#### Problem requirements:
Copy every line from the material below that holds "structured".
-----
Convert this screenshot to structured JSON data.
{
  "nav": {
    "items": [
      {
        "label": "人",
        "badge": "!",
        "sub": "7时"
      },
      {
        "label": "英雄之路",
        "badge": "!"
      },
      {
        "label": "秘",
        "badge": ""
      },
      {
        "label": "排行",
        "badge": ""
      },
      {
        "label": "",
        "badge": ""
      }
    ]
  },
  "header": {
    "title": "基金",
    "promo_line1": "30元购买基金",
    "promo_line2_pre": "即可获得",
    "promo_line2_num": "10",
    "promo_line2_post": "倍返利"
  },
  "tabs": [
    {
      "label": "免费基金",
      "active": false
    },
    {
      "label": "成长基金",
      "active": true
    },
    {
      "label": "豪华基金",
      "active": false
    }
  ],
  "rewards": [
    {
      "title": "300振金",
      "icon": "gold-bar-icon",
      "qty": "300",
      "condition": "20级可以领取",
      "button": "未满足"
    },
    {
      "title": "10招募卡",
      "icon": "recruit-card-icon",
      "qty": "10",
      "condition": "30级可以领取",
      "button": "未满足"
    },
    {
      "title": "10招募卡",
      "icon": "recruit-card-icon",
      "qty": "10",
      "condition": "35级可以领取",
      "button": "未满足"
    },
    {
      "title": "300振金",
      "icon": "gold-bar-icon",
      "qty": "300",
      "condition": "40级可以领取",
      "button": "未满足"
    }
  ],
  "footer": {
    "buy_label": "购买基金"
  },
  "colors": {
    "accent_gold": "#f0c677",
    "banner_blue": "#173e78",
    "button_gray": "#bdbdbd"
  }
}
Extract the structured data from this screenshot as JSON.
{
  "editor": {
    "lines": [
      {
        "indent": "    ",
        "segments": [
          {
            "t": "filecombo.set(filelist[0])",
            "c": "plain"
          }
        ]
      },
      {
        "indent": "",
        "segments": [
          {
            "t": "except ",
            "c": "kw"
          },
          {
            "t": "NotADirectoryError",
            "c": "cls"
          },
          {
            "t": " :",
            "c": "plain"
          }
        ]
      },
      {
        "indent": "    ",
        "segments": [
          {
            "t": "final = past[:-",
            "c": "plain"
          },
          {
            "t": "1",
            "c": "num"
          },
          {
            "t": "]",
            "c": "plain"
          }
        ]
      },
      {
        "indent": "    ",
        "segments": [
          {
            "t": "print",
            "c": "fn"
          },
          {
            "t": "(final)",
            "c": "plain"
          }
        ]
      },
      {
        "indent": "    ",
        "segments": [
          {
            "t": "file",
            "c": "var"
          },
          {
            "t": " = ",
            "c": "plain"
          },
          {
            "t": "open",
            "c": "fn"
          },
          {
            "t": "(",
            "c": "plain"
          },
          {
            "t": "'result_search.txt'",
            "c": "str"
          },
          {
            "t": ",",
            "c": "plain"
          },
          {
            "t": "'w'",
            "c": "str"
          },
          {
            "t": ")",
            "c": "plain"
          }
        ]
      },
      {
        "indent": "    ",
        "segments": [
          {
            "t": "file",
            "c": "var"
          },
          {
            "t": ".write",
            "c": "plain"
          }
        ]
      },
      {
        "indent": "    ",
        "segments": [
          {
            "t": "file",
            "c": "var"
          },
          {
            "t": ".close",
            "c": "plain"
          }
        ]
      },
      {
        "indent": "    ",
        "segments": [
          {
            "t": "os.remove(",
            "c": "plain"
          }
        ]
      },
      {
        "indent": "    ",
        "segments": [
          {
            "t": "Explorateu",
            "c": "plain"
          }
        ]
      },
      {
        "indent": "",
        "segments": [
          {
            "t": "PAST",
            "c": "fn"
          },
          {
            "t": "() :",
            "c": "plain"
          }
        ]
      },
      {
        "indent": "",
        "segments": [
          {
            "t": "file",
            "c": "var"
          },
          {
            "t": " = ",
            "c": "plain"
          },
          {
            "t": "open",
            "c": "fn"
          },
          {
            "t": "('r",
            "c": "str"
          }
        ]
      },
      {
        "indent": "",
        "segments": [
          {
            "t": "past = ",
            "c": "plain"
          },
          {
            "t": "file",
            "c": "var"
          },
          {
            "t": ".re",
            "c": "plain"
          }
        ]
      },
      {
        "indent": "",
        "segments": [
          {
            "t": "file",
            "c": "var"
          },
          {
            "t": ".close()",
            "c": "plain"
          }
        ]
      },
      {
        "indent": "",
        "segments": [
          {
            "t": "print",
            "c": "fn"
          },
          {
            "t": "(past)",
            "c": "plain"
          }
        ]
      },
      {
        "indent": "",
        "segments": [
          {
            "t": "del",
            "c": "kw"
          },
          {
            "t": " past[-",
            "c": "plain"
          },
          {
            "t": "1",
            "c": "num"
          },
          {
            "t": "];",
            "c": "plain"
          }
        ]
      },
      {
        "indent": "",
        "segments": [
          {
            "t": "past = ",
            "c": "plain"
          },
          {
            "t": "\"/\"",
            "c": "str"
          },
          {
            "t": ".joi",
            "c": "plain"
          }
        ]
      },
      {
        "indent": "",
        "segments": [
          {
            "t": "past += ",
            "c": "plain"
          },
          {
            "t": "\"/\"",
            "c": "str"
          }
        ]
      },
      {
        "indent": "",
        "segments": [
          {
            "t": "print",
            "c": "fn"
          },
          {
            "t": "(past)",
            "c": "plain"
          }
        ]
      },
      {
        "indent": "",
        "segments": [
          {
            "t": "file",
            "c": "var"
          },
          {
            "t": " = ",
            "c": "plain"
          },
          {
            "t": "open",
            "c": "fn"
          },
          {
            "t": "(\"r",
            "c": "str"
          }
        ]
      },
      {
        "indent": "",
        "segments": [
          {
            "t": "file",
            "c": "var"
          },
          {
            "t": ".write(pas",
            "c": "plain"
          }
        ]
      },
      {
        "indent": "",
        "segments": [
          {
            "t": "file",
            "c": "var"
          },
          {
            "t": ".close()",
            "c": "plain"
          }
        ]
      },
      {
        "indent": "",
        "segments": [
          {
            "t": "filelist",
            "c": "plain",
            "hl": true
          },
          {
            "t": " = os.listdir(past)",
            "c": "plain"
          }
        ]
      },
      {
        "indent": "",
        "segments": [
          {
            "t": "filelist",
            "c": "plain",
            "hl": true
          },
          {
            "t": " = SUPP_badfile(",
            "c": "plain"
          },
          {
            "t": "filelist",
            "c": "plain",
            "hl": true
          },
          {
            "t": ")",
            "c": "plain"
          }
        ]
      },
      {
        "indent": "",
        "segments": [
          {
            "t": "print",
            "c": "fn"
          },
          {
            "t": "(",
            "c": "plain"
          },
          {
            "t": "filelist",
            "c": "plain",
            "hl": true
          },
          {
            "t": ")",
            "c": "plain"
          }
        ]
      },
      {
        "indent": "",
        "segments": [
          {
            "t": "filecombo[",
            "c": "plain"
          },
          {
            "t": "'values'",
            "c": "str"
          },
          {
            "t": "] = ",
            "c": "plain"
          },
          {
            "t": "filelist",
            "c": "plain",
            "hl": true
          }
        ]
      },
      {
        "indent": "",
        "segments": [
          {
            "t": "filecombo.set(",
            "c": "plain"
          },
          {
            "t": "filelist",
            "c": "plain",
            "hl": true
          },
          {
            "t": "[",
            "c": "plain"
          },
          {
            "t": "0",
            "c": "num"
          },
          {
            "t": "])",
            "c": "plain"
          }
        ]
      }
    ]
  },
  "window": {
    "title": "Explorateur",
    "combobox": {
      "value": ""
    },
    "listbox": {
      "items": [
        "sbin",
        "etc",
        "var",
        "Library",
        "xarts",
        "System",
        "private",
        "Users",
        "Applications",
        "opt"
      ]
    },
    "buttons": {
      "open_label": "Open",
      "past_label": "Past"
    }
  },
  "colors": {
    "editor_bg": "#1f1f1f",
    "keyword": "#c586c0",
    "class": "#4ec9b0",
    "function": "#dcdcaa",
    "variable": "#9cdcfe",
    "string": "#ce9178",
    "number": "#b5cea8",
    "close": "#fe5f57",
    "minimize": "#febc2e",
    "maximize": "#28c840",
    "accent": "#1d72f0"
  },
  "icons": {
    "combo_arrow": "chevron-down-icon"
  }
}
-----
#### Completed exercise:
Convert this screenshot to structured JSON data.
Extract the structured data from this screenshot as JSON.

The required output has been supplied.